• Direction:
Copy every line of the listing exactly.

━━━━

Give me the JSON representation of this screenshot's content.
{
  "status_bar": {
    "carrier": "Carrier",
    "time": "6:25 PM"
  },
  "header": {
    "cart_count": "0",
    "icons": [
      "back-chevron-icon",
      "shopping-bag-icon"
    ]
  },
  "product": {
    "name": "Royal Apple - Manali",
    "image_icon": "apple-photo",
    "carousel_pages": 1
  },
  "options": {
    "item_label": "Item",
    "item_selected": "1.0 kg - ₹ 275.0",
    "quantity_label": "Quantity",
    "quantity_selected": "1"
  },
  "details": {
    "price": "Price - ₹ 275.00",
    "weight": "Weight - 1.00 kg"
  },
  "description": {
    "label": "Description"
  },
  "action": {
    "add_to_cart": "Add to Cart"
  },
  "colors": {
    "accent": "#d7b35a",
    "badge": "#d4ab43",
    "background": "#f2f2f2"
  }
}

━━━━

• Answer to the problem:
Give me the JSON representation of this screenshot's content.
{
  "status_bar": {
    "carrier": "Carrier",
    "time": "6:25 PM"
  },
  "header": {
    "cart_count": "0",
    "icons": [
      "back-chevron-icon",
      "shopping-bag-icon"
    ]
  },
  "product": {
    "name": "Royal Apple - Manali",
    "image_icon": "apple-photo",
    "carousel_pages": 1
  },
  "options": {
    "item_label": "Item",
    "item_selected": "1.0 kg - ₹ 275.0",
    "quantity_label": "Quantity",
    "quantity_selected": "1"
  },
  "details": {
    "price": "Price - ₹ 275.00",
    "weight": "Weight - 1.00 kg"
  },
  "description": {
    "label": "Description"
  },
  "action": {
    "add_to_cart": "Add to Cart"
  },
  "colors": {
    "accent": "#d7b35a",
    "badge": "#d4ab43",
    "background": "#f2f2f2"
  }
}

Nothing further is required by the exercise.